• _Problem to solve_: Gather each line containing the string "intervals" from these entries.

• _Available records_:

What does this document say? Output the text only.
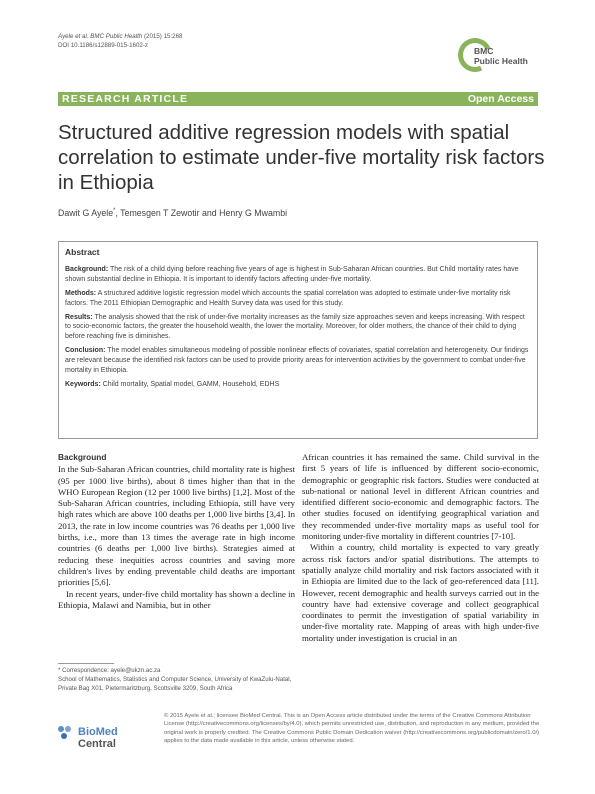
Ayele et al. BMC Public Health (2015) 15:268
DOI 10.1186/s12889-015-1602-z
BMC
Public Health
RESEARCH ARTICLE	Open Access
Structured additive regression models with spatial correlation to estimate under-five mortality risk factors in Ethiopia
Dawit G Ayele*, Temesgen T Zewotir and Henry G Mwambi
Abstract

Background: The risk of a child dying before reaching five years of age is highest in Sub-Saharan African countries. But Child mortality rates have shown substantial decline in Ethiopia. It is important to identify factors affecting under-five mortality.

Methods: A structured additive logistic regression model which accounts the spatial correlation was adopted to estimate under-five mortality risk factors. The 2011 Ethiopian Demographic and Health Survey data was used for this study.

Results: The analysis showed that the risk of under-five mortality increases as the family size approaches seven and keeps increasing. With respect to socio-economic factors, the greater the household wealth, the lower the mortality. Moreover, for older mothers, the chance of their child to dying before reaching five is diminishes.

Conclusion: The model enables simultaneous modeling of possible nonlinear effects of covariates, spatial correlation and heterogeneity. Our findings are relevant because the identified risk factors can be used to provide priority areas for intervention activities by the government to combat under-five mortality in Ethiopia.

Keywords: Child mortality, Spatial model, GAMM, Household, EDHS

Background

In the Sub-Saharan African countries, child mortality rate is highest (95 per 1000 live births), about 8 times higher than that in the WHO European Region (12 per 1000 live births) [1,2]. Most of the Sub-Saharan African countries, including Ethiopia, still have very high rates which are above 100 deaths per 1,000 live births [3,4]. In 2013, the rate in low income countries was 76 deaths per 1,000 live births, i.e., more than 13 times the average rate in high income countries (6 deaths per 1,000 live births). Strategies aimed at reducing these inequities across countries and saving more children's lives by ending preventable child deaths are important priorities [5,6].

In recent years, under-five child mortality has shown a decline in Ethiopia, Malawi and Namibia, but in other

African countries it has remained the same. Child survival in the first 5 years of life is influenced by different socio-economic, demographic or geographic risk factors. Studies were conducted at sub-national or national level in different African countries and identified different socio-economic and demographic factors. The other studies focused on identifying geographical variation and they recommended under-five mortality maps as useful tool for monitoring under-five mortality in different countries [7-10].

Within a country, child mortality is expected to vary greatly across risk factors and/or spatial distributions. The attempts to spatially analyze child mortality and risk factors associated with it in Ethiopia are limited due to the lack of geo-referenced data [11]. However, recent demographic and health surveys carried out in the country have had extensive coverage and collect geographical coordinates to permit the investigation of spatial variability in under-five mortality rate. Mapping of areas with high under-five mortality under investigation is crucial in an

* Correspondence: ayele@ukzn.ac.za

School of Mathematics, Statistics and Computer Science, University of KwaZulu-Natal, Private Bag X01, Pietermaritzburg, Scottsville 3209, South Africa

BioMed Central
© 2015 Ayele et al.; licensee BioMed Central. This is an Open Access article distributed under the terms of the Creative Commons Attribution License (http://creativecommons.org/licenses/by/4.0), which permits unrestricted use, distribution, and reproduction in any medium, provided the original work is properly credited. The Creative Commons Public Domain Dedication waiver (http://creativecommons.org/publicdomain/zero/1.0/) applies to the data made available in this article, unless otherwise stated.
* * *
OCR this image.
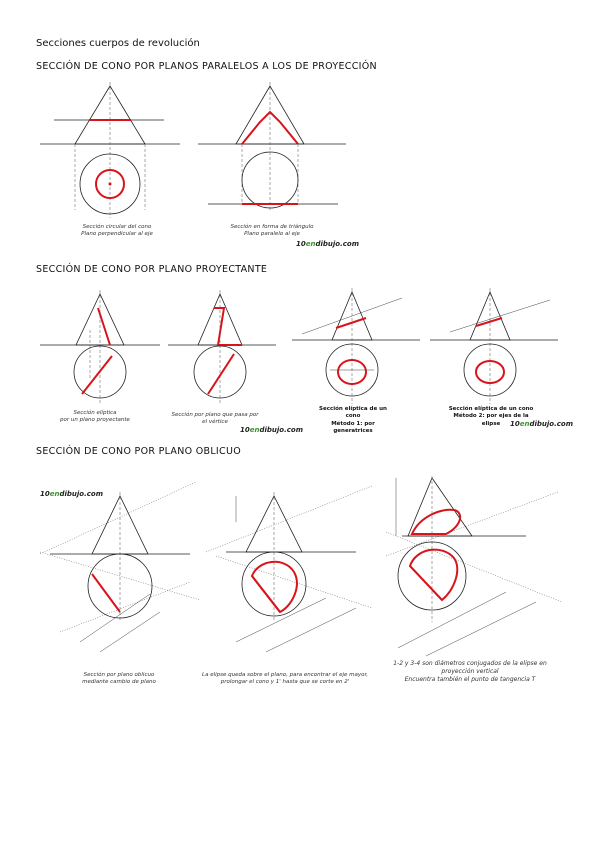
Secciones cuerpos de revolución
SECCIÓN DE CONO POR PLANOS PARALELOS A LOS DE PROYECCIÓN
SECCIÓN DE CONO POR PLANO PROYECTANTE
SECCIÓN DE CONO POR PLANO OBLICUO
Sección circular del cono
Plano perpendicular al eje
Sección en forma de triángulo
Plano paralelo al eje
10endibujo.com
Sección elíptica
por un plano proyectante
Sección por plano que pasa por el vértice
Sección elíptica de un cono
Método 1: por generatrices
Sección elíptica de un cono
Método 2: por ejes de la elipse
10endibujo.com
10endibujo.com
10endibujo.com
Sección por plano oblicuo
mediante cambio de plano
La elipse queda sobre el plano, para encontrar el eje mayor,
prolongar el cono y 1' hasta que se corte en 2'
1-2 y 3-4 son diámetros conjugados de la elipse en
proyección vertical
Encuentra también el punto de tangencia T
---
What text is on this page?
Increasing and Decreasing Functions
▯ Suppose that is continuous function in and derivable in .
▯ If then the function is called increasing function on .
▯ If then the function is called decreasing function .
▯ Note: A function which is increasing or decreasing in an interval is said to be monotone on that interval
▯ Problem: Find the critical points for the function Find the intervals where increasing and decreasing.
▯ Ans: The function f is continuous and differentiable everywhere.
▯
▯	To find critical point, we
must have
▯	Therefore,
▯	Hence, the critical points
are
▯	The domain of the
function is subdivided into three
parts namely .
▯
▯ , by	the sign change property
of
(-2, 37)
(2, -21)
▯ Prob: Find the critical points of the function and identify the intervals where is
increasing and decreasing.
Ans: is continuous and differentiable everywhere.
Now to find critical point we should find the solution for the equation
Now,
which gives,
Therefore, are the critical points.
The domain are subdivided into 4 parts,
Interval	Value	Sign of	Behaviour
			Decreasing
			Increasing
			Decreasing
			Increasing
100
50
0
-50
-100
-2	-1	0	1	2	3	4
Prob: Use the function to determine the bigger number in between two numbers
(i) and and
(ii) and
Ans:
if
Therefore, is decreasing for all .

• _Task result_:
▯ Problem: Find the critical points for the function Find the intervals where increasing and decreasing.
▯ Prob: Find the critical points of the function and identify the intervals where is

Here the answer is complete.